### Information given
───

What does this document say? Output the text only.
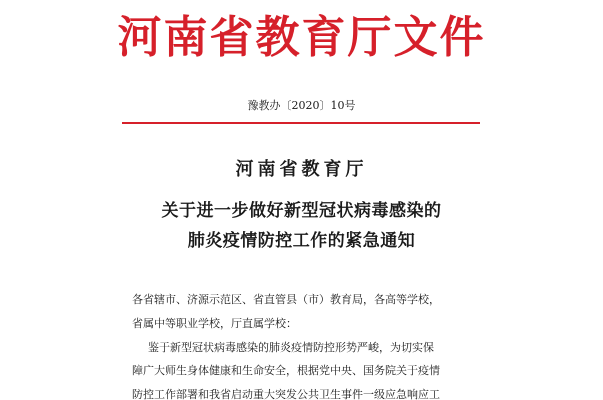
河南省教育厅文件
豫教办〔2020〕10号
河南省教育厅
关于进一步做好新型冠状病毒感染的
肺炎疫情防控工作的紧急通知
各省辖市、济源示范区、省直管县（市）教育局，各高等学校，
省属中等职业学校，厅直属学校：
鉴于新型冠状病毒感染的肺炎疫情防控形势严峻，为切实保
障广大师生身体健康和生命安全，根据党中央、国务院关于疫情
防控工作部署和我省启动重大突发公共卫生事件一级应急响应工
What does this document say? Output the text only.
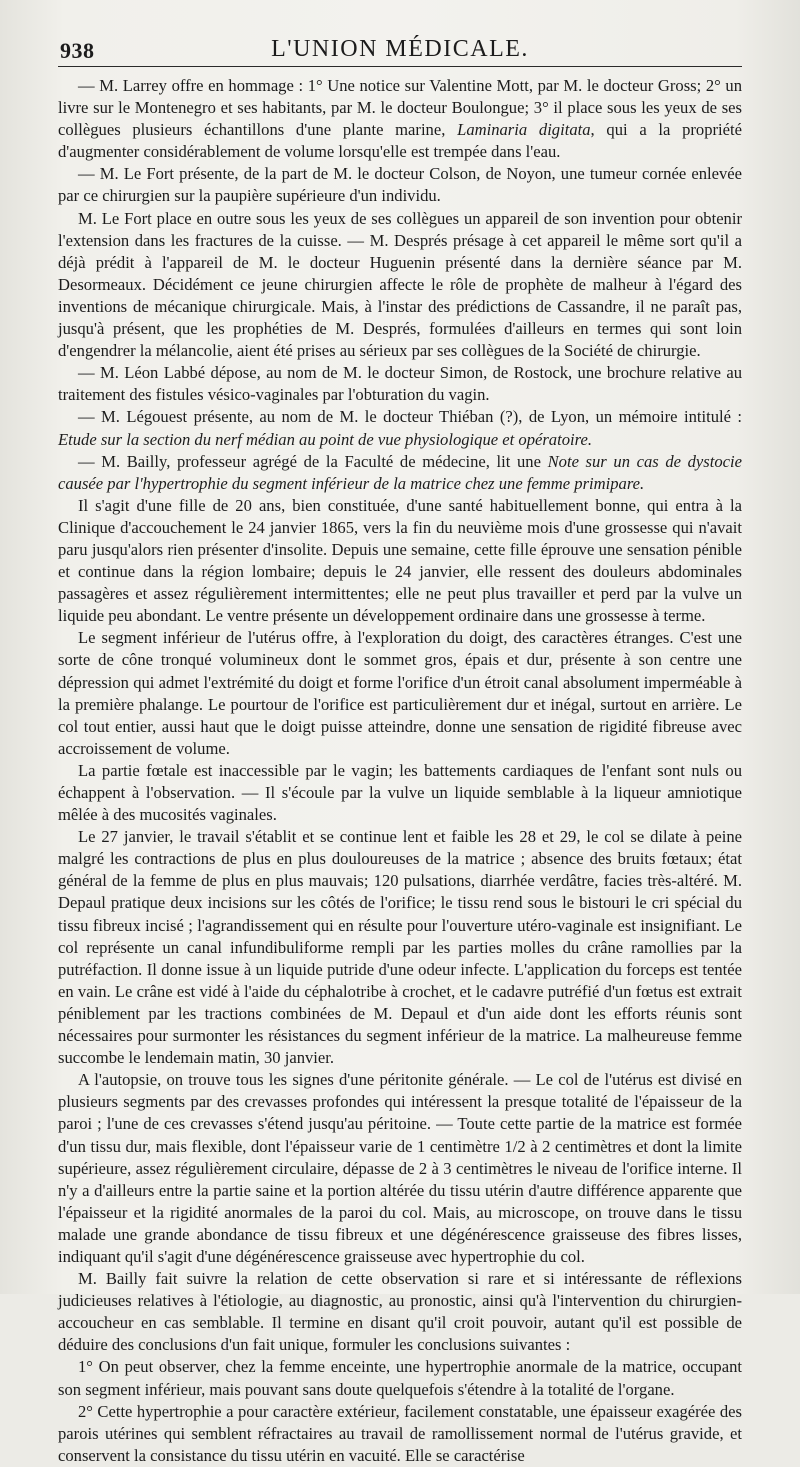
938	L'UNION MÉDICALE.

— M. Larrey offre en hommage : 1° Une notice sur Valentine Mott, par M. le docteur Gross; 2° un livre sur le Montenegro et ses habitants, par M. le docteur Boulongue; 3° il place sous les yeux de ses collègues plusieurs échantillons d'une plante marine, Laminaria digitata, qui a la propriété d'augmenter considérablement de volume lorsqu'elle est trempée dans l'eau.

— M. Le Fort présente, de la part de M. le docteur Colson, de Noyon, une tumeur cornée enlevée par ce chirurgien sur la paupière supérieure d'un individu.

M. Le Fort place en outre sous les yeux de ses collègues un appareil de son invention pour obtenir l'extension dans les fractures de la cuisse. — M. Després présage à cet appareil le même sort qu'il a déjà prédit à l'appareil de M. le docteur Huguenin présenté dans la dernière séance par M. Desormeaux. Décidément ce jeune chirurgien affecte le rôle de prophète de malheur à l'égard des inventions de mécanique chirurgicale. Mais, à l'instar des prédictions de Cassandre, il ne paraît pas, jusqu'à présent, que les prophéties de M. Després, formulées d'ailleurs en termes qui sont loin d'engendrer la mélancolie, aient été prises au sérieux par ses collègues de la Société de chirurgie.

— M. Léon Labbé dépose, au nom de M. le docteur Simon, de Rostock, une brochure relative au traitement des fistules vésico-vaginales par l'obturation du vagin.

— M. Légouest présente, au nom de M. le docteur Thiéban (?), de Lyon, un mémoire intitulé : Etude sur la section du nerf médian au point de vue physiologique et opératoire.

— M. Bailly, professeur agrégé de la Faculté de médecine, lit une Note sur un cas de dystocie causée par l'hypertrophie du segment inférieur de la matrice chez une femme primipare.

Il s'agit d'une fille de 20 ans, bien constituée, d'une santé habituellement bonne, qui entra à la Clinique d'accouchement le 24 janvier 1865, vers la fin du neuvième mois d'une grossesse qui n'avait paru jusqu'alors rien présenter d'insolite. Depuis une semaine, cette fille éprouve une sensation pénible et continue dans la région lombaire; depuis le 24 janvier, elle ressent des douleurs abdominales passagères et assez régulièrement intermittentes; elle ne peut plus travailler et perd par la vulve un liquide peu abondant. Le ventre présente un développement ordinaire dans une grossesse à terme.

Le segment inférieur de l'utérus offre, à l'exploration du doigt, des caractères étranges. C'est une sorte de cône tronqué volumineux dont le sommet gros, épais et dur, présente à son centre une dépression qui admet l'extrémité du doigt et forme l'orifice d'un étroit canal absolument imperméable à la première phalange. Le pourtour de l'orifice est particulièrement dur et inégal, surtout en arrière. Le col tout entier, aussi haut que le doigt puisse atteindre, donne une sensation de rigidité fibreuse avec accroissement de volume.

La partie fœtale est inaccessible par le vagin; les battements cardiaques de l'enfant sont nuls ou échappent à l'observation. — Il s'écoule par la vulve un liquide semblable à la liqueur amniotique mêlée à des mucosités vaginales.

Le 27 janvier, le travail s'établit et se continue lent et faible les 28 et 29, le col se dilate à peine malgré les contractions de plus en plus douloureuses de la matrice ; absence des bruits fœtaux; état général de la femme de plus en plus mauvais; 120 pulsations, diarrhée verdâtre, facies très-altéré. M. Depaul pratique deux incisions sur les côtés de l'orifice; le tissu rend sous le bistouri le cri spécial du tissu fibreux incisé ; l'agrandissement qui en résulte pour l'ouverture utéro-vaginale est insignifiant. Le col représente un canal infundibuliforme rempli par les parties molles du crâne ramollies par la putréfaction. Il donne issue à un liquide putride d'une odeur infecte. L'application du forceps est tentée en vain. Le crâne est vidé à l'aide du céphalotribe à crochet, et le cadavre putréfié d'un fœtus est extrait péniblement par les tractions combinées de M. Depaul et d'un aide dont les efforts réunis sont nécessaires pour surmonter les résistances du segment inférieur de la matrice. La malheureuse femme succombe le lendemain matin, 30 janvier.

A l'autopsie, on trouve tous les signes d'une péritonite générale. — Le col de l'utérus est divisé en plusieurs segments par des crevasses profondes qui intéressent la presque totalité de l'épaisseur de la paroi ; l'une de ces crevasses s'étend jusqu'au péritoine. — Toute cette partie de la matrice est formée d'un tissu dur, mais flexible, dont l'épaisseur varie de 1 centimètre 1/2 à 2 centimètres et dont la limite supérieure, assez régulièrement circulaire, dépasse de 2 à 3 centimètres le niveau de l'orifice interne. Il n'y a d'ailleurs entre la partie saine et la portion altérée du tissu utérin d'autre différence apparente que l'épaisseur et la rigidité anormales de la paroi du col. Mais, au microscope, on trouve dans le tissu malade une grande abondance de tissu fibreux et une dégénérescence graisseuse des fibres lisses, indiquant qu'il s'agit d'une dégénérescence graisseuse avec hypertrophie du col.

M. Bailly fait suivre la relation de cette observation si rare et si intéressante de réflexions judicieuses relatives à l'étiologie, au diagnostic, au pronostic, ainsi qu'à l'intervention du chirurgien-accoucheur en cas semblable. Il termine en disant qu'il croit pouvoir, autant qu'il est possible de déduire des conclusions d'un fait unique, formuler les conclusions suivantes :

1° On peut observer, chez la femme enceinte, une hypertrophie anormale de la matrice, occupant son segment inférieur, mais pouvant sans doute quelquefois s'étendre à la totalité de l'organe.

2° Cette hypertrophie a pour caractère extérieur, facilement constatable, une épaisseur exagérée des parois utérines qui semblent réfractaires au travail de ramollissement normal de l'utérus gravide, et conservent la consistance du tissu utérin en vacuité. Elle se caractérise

───

### What needs to be done
Which lines above contain the word "chez"? Copy each of them.

### Task answer
— M. Bailly, professeur agrégé de la Faculté de médecine, lit une Note sur un cas de dystocie causée par l'hypertrophie du segment inférieur de la matrice chez une femme primipare.
1° On peut observer, chez la femme enceinte, une hypertrophie anormale de la matrice, occupant son segment inférieur, mais pouvant sans doute quelquefois s'étendre à la totalité de l'organe.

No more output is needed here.